### Task requirements:
• a. Decide whether each statement agrees with the Selma discussion: (i) Tim Roth plays Gov. Wallace in the film; (ii) Wallace was elected governor again in 1982; (iii) in the film, Johnson is eager to use Hoover's briefing on King. For each, answer yes or no and quote the words from the Selma discussion that decide it.
• b. In the Selma discussion, rename "ZDT" to "Zero Dark Thirty" and write out again the part that starts with the words containing "not sure if" and ends with "it responds to.".

### Document excerpt:
--- Begin ---

Yeah, I'm basically between these two positions too, admitting I too didn't know or didn't remember every detail of the event. Accuracy claims probably neither unfounded nor totally relevant, since this is as much a movie that takes it to church as it is a historical pageant. There's a delicious dramatic (if not accurate) irony that, after hearing the perfect, impassioned words of countless noble black Americans and doing nothing, LBJ's dial is finally turned by the firm words of a ferociously disgusting white man.

Eric H., Wednesday, 7 January 2015 05:08 (nine years ago) link

That's literally how it plays out. Tim Roth's Gov. Wallace says, "Next they'll actually want to get paid." Cut to LBJ telling Congress, "We shall overcome."

Eric H., Wednesday, 7 January 2015 05:10 (nine years ago) link

It's true that as LBJ briefly mentions in that scene, Wallace made his rep in Alabama with anti-poverty politics. And then after he got shot, he courted black votes and got himself elected governor again in 1982.

touch of a love-starved cobra (Dr Morbius), Wednesday, 7 January 2015 05:22 (nine years ago) link

Johnson is shown first being briefed on King's "degeneracy" by Hoover and having no interest in using it. Then there is tactical friction between MLK and LBJ and a scene ends with a bark of "Get me Hoover."
― touch of a love-starved cobra (Dr Morbius), Tuesday, January 6, 2015 12:11 PM (Yesterday) Bookmark Flag Post Permalink

interesting… this reminds me a bit of the way that "zero dark thirty" implied a causal link between torture and finding bin laden simply by having two important scenes follow one another. in a sense it allowed the filmmakers to have it both ways (in the usual hollywood fashion); a kind of plausible deniability in which causality is implied but not overtly stated. (this is what glenn greenwald, a smart guy who is not so smart about movies, missed—he assumed that a causal connection was being asserted when in fact it was just an implication that the audience could take or leave.)

not sure if "selma" functions exactly this way… just some thoughts…

I dunno. (amateurist), Wednesday, 7 January 2015 06:44 (nine years ago) link

still waiting for a really smart close analysis of ZDT, btw. can anyone recommend one?

I dunno. (amateurist), Wednesday, 7 January 2015 06:47 (nine years ago) link

well, you can try this one and the link at the top it responds to.

--- End ---

### Information provided:

--- Begin ---

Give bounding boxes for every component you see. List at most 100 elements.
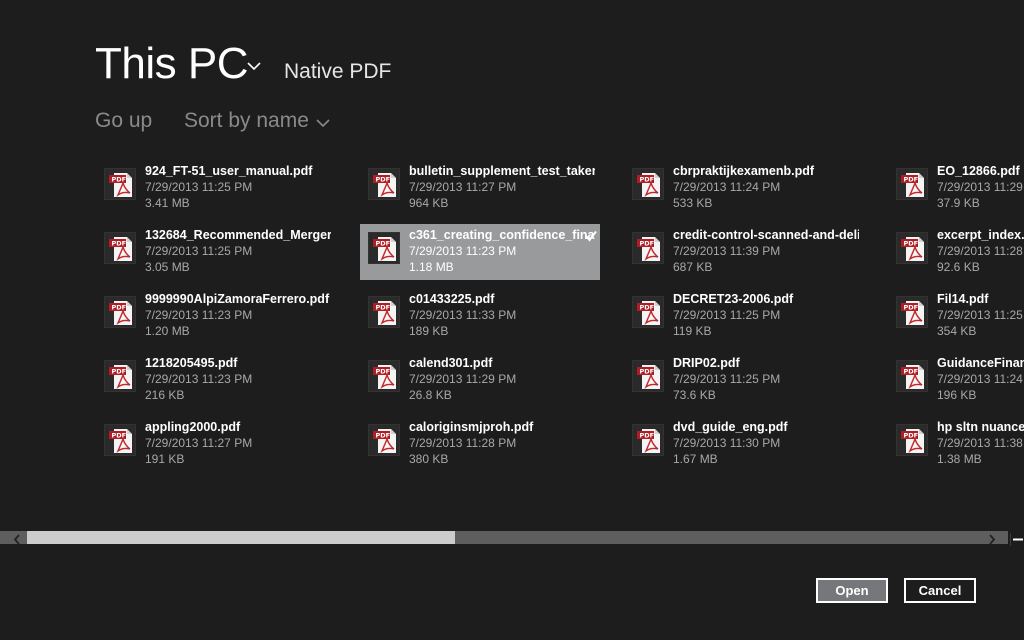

--- End ---

### Expected answers:
• a.
(i) Yes: "Tim Roth's Gov. Wallace says"
(ii) Yes: "got himself elected governor again in 1982"
(iii) No: "having no interest in using it"

• b.
not sure if "selma" functions exactly this way… just some thoughts…

I dunno. (amateurist), Wednesday, 7 January 2015 06:44 (nine years ago) link

still waiting for a really smart close analysis of Zero Dark Thirty, btw. can anyone recommend one?

I dunno. (amateurist), Wednesday, 7 January 2015 06:47 (nine years ago) link

well, you can try this one and the link at the top it responds to.